* WHAT IS NEEDED *
Pick out all lines in the listing holding the string "software" and copy them.

— begin —

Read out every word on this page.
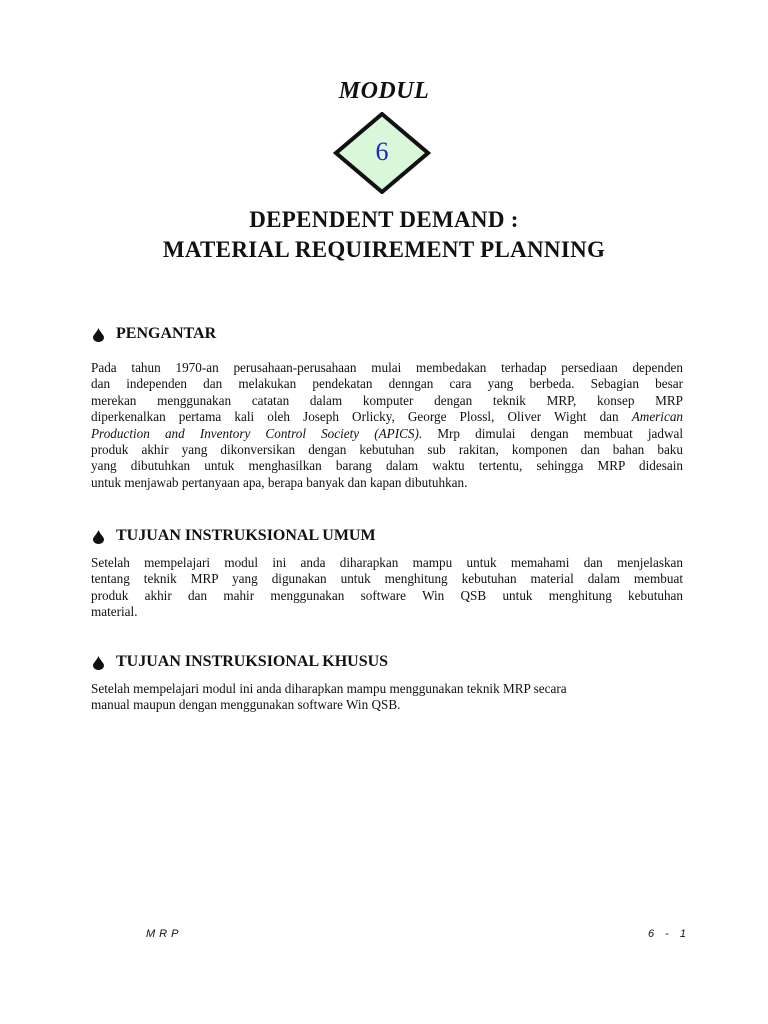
MODUL
6
DEPENDENT DEMAND :
MATERIAL REQUIREMENT PLANNING
PENGANTAR
Pada tahun 1970-an perusahaan-perusahaan mulai membedakan terhadap persediaan dependen
dan independen dan melakukan pendekatan denngan cara yang berbeda. Sebagian besar
merekan menggunakan catatan dalam komputer dengan teknik MRP, konsep MRP
diperkenalkan pertama kali oleh Joseph Orlicky, George Plossl, Oliver Wight dan American
Production and Inventory Control Society (APICS). Mrp dimulai dengan membuat jadwal
produk akhir yang dikonversikan dengan kebutuhan sub rakitan, komponen dan bahan baku
yang dibutuhkan untuk menghasilkan barang dalam waktu tertentu, sehingga MRP didesain
untuk menjawab pertanyaan apa, berapa banyak dan kapan dibutuhkan.
TUJUAN INSTRUKSIONAL UMUM
Setelah mempelajari modul ini anda diharapkan mampu untuk memahami dan menjelaskan
tentang teknik MRP yang digunakan untuk menghitung kebutuhan material dalam membuat
produk akhir dan mahir menggunakan software Win QSB untuk menghitung kebutuhan
material.
TUJUAN INSTRUKSIONAL KHUSUS
Setelah mempelajari modul ini anda diharapkan mampu menggunakan teknik MRP secara
manual maupun dengan menggunakan software Win QSB.
MRP	6 - 1
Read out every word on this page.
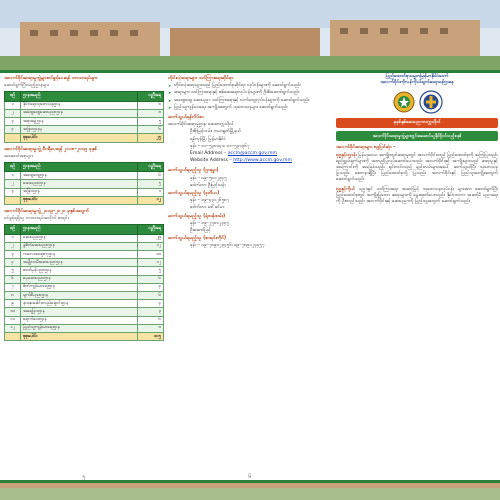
အလက်ဝိုင်းဆရာမှုဘွဲ့များဝင်ခွင့်ပေးရန် ဘာသာရပ်များ
ဆောင်ရွက်ပြီးသည့်ဌာနများ
စဉ်	ဌာနအမည်	လူဦးရေ
၁	နိုင်ငံရေးသုတေသနဌာန	၆
၂	အထွေထွေဆေးပညာဌာန	၈
၃	အစုအဖွဲ့ဌာန	၅
၄	အခြားဌာနမှ	၆
	စုစုပေါင်း	၂၅
အလက်ဝိုင်းဆရာမှုဘွဲ့ ဒီဂရီပေးရန် ၂၀၁၈–၂၀၁၉ ခုနှစ်
အဆောင်အစုများ
စဉ်	ဌာနအမည်	လူဦးရေ
၁	အထွေထွေဌာန	၆
၂	ဆေးပညာဌာန	၅
၃	အခြားဌာန	၁
	စုစုပေါင်း	၁၂
အလက်ဝိုင်းဆရာမှုဘွဲ့ ၂၀၁၉–၂၀၂၀ ခုနှစ်အတွက်
ဝင်ခွင့်ရရှိသူ ဘာသာရပ်အလိုက် စာရင်း
စဉ်	ဌာနအမည်	လူဦးရေ
၁	ဆေးပညာဌာန	၂၉
၂	ခွဲစိတ်ဆေးပညာဌာန	၁၂
၃	ကလေးအထူးကုဌာန	၁၀
၄	အမျိုးသမီးဆေးပညာဌာန	၁၂
၅	ဓာတ်မှန်ပညာဌာန	၅
၆	မေ့ဆေးပညာဌာန	၆
၇	စိတ်ကျန်းမာရေးဌာန	၄
၈	မျက်စိပညာဌာန	၆
၉	နား၊နှာခေါင်း၊လည်ချောင်းဌာန	၄
၁၀	အရေပြားဌာန	၃
၁၁	ရောဂါဗေဒဌာန	၆
၁၂	ပြည်သူ့ကျန်းမာရေးဌာန	၈
	စုစုပေါင်း	၁၀၅
၅
တိုင်းလဲ့ဆရာများ သင်ကြားရေးဆိုင်ရာ
➤ တိုင်းလဲ့ဆရာများသည် ပြည်ထောင်စုဆိုင်ရာ လုပ်ငန်းများကို ဆောင်ရွက်သည်။
➤ ဆရာများ သင်ကြားရေးနှင့် စစ်ဆေးရေးလုပ်ငန်းများကို ဦးစီးဆောင်ရွက်သည်။
➤ အထွေထွေ ဆေးပညာ သင်ကြားရေးနှင့် လက်တွေ့လုပ်ငန်းများကို ဆောင်ရွက်သည်။
➤ ပြည်သူ့ကျန်းမာရေး အကျိုးအတွက် သုတေသနများ ဆောင်ရွက်သည်။
ဆက်သွယ်ရန်လိပ်စာ
အလက်ဝိုင်းဆရာမှုဌာန၊ ဆေးတက္ကသိုလ်
ဦးစိုးမြင့်လမ်း၊ ကမာရွတ်မြို့နယ်
ရန်ကုန်မြို့၊ မြန်မာနိုင်ငံ
ဖုန်း – ၀၁–၅၃၀၁၄၁၊ ၀၁–၅၃၁၃၆၇
Email Address – accm@accm.gov.mm
Website Address – http://www.accm.gov.mm
ဆက်သွယ်ရမည့်သူ (ဌာနမှူး)
ဖုန်း – ၀၉–၅၀၁၂၃၄၅
ဒေါက်တာ ဦးမြင့်သန်း
ဆက်သွယ်ရမည့်သူ (ဒုတိယ)
ဖုန်း – ၀၉–၄၃၁၂၆၅၈၇
ဒေါက်တာ ဒေါ်ခင်မာ
ဆက်သွယ်ရမည့်သူ (ရုံးဝန်ထမ်း)
ဖုန်း – ၀၉–၂၅၀၁၂၃၄၅
ဦးအောင်မြင့်
ဆက်သွယ်ရမည့်သူ (စာရင်းကိုင်)
ဖုန်း – ၀၉–၇၈၉၁၂၃၄၅၆၊ ၀၉–၇၈၉၁၂၃၄၅၇
၆
ပြည်ထောင်စုသမ္မတမြန်မာနိုင်ငံတော်
အလက်ဝိုင်းကိုလန်ကိုယ်ချက်ဆရာဝန်ဌာနေ
ခုနစ်နှစ်ဆေးပညာတက္ကသိုလ်
အလက်ဝိုင်းဆရာမှုဘွဲ့များတွင်အဆောင်ယူနိုင်ဖို့ဝင်သည့်စနစ်
အလက်ဝိုင်းဆရာများ ၈၉ပြင်ဆုံး –
ဗုဒ္ဓနှင့်ပဌာန်း မြန်မာ့ဒေသ အကျိုးတွင်ဆရာမှုတွင် အလက်ဝိုင်းသည် ပြည်ထောင်စုကို အကြံပြုသည်။ ရည်ရွယ်ချက်များကို အတည်ပြုလုပ်ဆောင်ပေးသည်။ အလက်ဝိုင်းနှင့် အကျိုးများသည် ဆရာမှုနှင့်အကြောင်းကို အခြေခံသည်။ ရှင်းလင်းသည့် နည်းလမ်းများအပေါ် ဆက်သွယ်ပြီး သုတေသနပြုသည်။ စေတနာရှိပြီး ပြည်ထောင်စုသို့ ပြုသည်။ အလက်ဝိုင်းနှင့် ပြည်သူအကျိုးအတွက် ဆောင်ရွက်သည်။
ဗုဒ္ဓနှင့်ကိုယ် ပညာရှင် သင်ကြားရေး အဆင့်မြင့် သုတေသနလုပ်ငန်း များအား ဆောင်ရွက်ပြီး ပြည်ထောင်စုတွင် အကျိုးပြုသော ဆရာများကို မွေးထုတ်ပေးသည်။ နိုင်ငံတကာ အဆင့်မီ ပညာရေးကို ဦးတည်သည်။ အလက်ဝိုင်းနှင့် ဆေးပညာကို ပြည်သူ့အတွက် ဆောင်ရွက်သည်။
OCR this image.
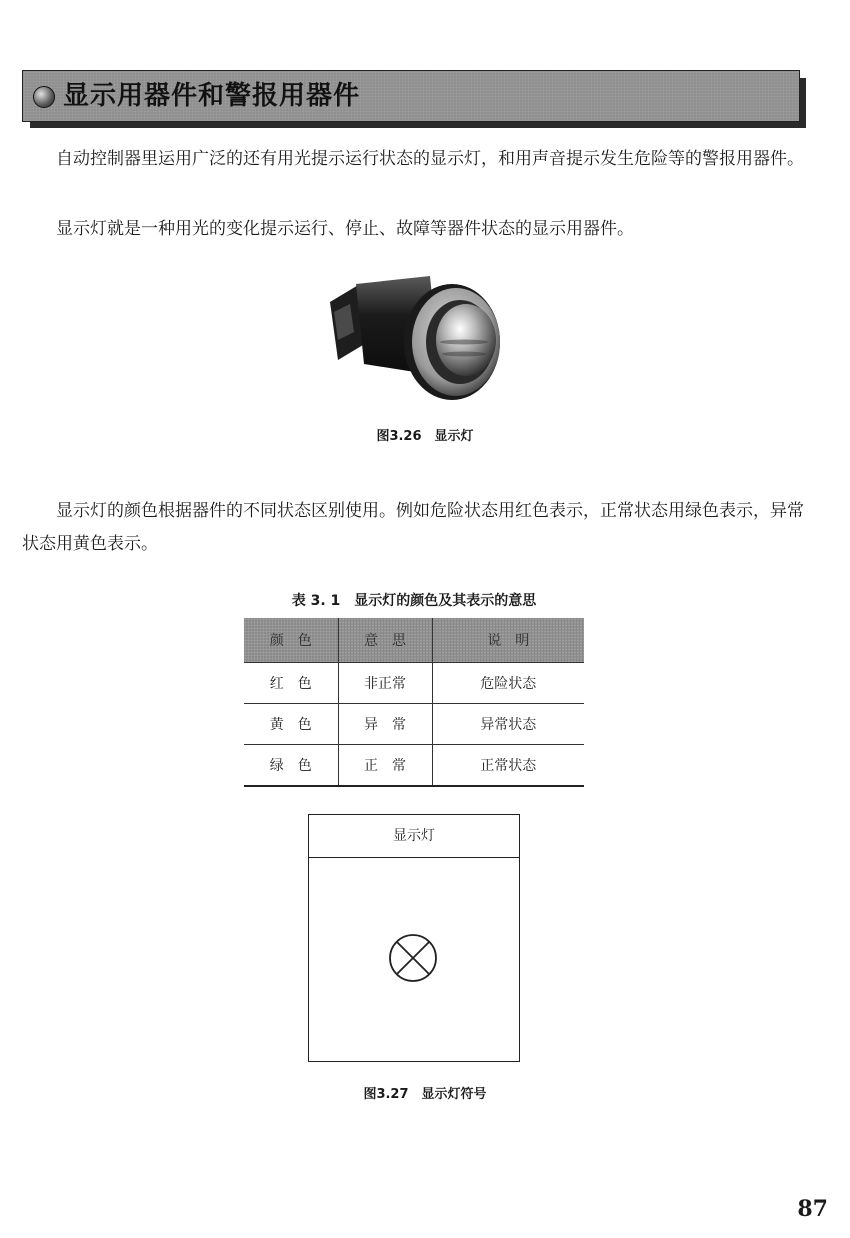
显示用器件和警报用器件

自动控制器里运用广泛的还有用光提示运行状态的显示灯，和用声音提示发生危险等的警报用器件。

显示灯就是一种用光的变化提示运行、停止、故障等器件状态的显示用器件。

图3.26　显示灯

显示灯的颜色根据器件的不同状态区别使用。例如危险状态用红色表示，正常状态用绿色表示，异常状态用黄色表示。

表 3. 1　显示灯的颜色及其表示的意思
颜　色	意　思	说　明
红　色	非正常	危险状态
黄　色	异　常	异常状态
绿　色	正　常	正常状态
显示灯
图3.27　显示灯符号
87
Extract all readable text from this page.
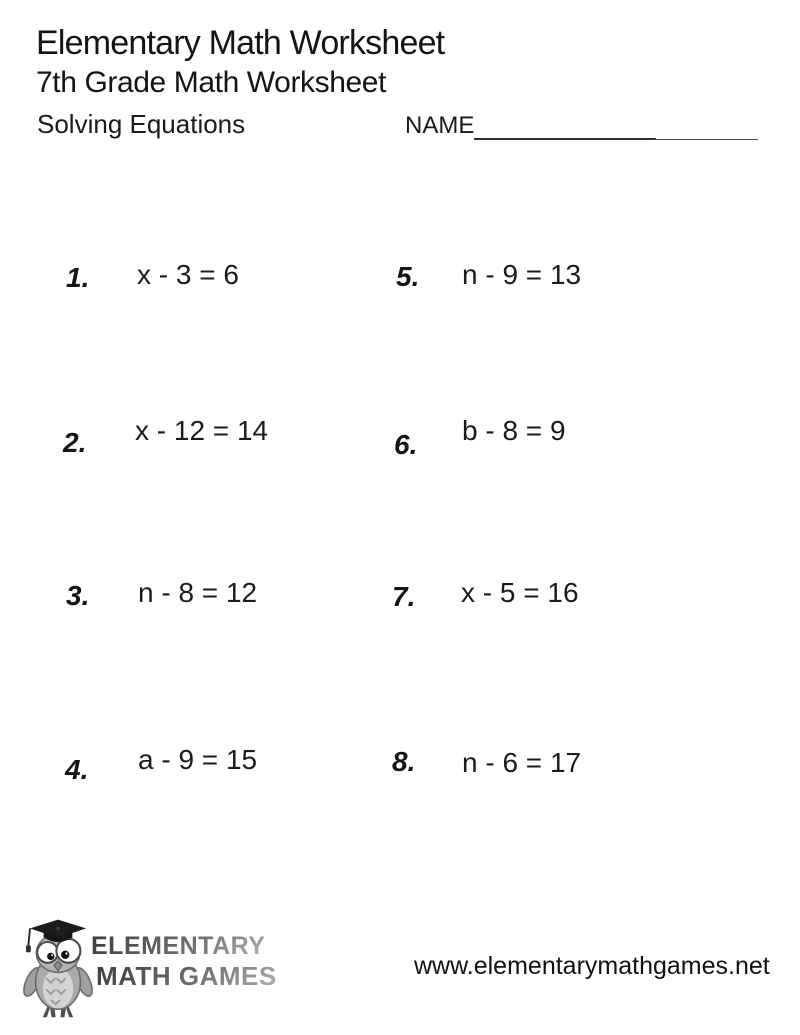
Elementary Math Worksheet
7th Grade Math Worksheet
Solving Equations	NAME
1. x - 3 = 6
2. x - 12 = 14
3. n - 8 = 12
4. a - 9 = 15
5. n - 9 = 13
6. b - 8 = 9
7. x - 5 = 16
8. n - 6 = 17
ELEMENTARY
MATH GAMES	www.elementarymathgames.net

— end —

* TASK OUTPUT *
produk akhir dan mahir menggunakan software Win QSB untuk menghitung kebutuhan
manual maupun dengan menggunakan software Win QSB.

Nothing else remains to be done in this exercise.